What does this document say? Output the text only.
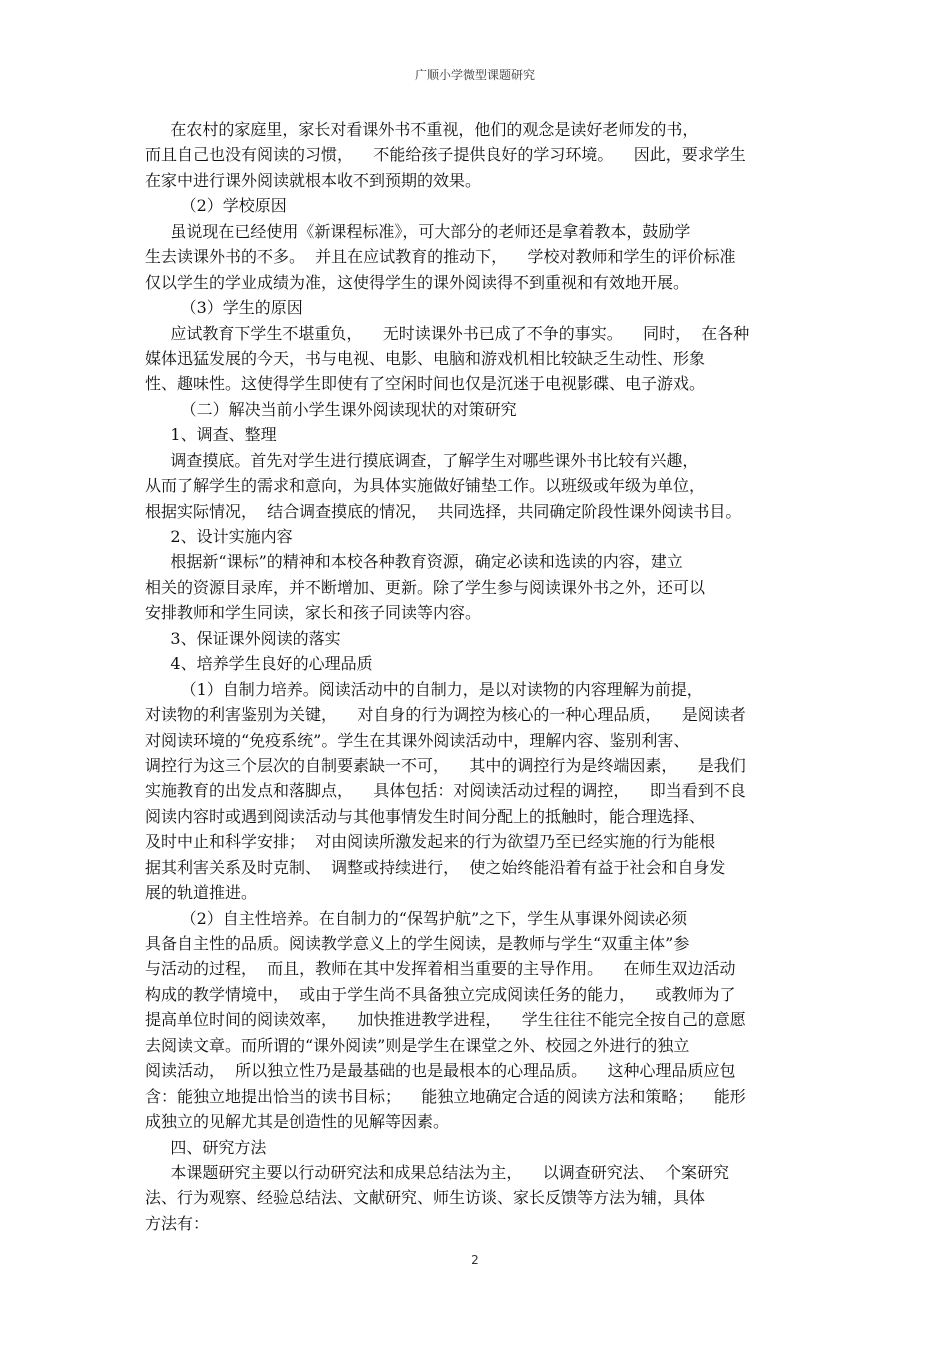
广顺小学微型课题研究
在农村的家庭里，家长对看课外书不重视，他们的观念是读好老师发的书，
而且自己也没有阅读的习惯，    不能给孩子提供良好的学习环境。    因此，要求学生
在家中进行课外阅读就根本收不到预期的效果。
（2）学校原因
虽说现在已经使用《新课程标准》，可大部分的老师还是拿着教本，鼓励学
生去读课外书的不多。  并且在应试教育的推动下，    学校对教师和学生的评价标准
仅以学生的学业成绩为准，这使得学生的课外阅读得不到重视和有效地开展。
（3）学生的原因
应试教育下学生不堪重负，    无时读课外书已成了不争的事实。    同时，  在各种
媒体迅猛发展的今天，书与电视、电影、电脑和游戏机相比较缺乏生动性、形象
性、趣味性。这使得学生即使有了空闲时间也仅是沉迷于电视影碟、电子游戏。
（二）解决当前小学生课外阅读现状的对策研究
1、调查、整理
调查摸底。首先对学生进行摸底调查，了解学生对哪些课外书比较有兴趣，
从而了解学生的需求和意向，为具体实施做好铺垫工作。以班级或年级为单位，
根据实际情况，  结合调查摸底的情况，  共同选择，共同确定阶段性课外阅读书目。
2、设计实施内容
根据新“课标”的精神和本校各种教育资源，确定必读和选读的内容，建立
相关的资源目录库，并不断增加、更新。除了学生参与阅读课外书之外，还可以
安排教师和学生同读，家长和孩子同读等内容。
3、保证课外阅读的落实
4、培养学生良好的心理品质
（1）自制力培养。阅读活动中的自制力，是以对读物的内容理解为前提，
对读物的利害鉴别为关键，    对自身的行为调控为核心的一种心理品质，    是阅读者
对阅读环境的“免疫系统”。学生在其课外阅读活动中，理解内容、鉴别利害、
调控行为这三个层次的自制要素缺一不可，    其中的调控行为是终端因素，    是我们
实施教育的出发点和落脚点，    具体包括：对阅读活动过程的调控，    即当看到不良
阅读内容时或遇到阅读活动与其他事情发生时间分配上的抵触时，能合理选择、
及时中止和科学安排；  对由阅读所激发起来的行为欲望乃至已经实施的行为能根
据其利害关系及时克制、  调整或持续进行，  使之始终能沿着有益于社会和自身发
展的轨道推进。
（2）自主性培养。在自制力的“保驾护航”之下，学生从事课外阅读必须
具备自主性的品质。阅读教学意义上的学生阅读，是教师与学生“双重主体”参
与活动的过程，  而且，教师在其中发挥着相当重要的主导作用。    在师生双边活动
构成的教学情境中，  或由于学生尚不具备独立完成阅读任务的能力，    或教师为了
提高单位时间的阅读效率，    加快推进教学进程，    学生往往不能完全按自己的意愿
去阅读文章。而所谓的“课外阅读”则是学生在课堂之外、校园之外进行的独立
阅读活动，  所以独立性乃是最基础的也是最根本的心理品质。    这种心理品质应包
含：能独立地提出恰当的读书目标；    能独立地确定合适的阅读方法和策略；    能形
成独立的见解尤其是创造性的见解等因素。
四、研究方法
本课题研究主要以行动研究法和成果总结法为主，    以调查研究法、  个案研究
法、行为观察、经验总结法、文献研究、师生访谈、家长反馈等方法为辅，具体
方法有：
2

━━━━━━━━━━━━━━━━

What the task requires: Each line of the data should be quoted exactly, with pictures left out.

Answer to this task:
What does this document say? Output the text only.
广顺小学微型课题研究
在农村的家庭里，家长对看课外书不重视，他们的观念是读好老师发的书，
而且自己也没有阅读的习惯，    不能给孩子提供良好的学习环境。    因此，要求学生
在家中进行课外阅读就根本收不到预期的效果。
（2）学校原因
虽说现在已经使用《新课程标准》，可大部分的老师还是拿着教本，鼓励学
生去读课外书的不多。  并且在应试教育的推动下，    学校对教师和学生的评价标准
仅以学生的学业成绩为准，这使得学生的课外阅读得不到重视和有效地开展。
（3）学生的原因
应试教育下学生不堪重负，    无时读课外书已成了不争的事实。    同时，  在各种
媒体迅猛发展的今天，书与电视、电影、电脑和游戏机相比较缺乏生动性、形象
性、趣味性。这使得学生即使有了空闲时间也仅是沉迷于电视影碟、电子游戏。
（二）解决当前小学生课外阅读现状的对策研究
1、调查、整理
调查摸底。首先对学生进行摸底调查，了解学生对哪些课外书比较有兴趣，
从而了解学生的需求和意向，为具体实施做好铺垫工作。以班级或年级为单位，
根据实际情况，  结合调查摸底的情况，  共同选择，共同确定阶段性课外阅读书目。
2、设计实施内容
根据新“课标”的精神和本校各种教育资源，确定必读和选读的内容，建立
相关的资源目录库，并不断增加、更新。除了学生参与阅读课外书之外，还可以
安排教师和学生同读，家长和孩子同读等内容。
3、保证课外阅读的落实
4、培养学生良好的心理品质
（1）自制力培养。阅读活动中的自制力，是以对读物的内容理解为前提，
对读物的利害鉴别为关键，    对自身的行为调控为核心的一种心理品质，    是阅读者
对阅读环境的“免疫系统”。学生在其课外阅读活动中，理解内容、鉴别利害、
调控行为这三个层次的自制要素缺一不可，    其中的调控行为是终端因素，    是我们
实施教育的出发点和落脚点，    具体包括：对阅读活动过程的调控，    即当看到不良
阅读内容时或遇到阅读活动与其他事情发生时间分配上的抵触时，能合理选择、
及时中止和科学安排；  对由阅读所激发起来的行为欲望乃至已经实施的行为能根
据其利害关系及时克制、  调整或持续进行，  使之始终能沿着有益于社会和自身发
展的轨道推进。
（2）自主性培养。在自制力的“保驾护航”之下，学生从事课外阅读必须
具备自主性的品质。阅读教学意义上的学生阅读，是教师与学生“双重主体”参
与活动的过程，  而且，教师在其中发挥着相当重要的主导作用。    在师生双边活动
构成的教学情境中，  或由于学生尚不具备独立完成阅读任务的能力，    或教师为了
提高单位时间的阅读效率，    加快推进教学进程，    学生往往不能完全按自己的意愿
去阅读文章。而所谓的“课外阅读”则是学生在课堂之外、校园之外进行的独立
阅读活动，  所以独立性乃是最基础的也是最根本的心理品质。    这种心理品质应包
含：能独立地提出恰当的读书目标；    能独立地确定合适的阅读方法和策略；    能形
成独立的见解尤其是创造性的见解等因素。
四、研究方法
本课题研究主要以行动研究法和成果总结法为主，    以调查研究法、  个案研究
法、行为观察、经验总结法、文献研究、师生访谈、家长反馈等方法为辅，具体
方法有：
2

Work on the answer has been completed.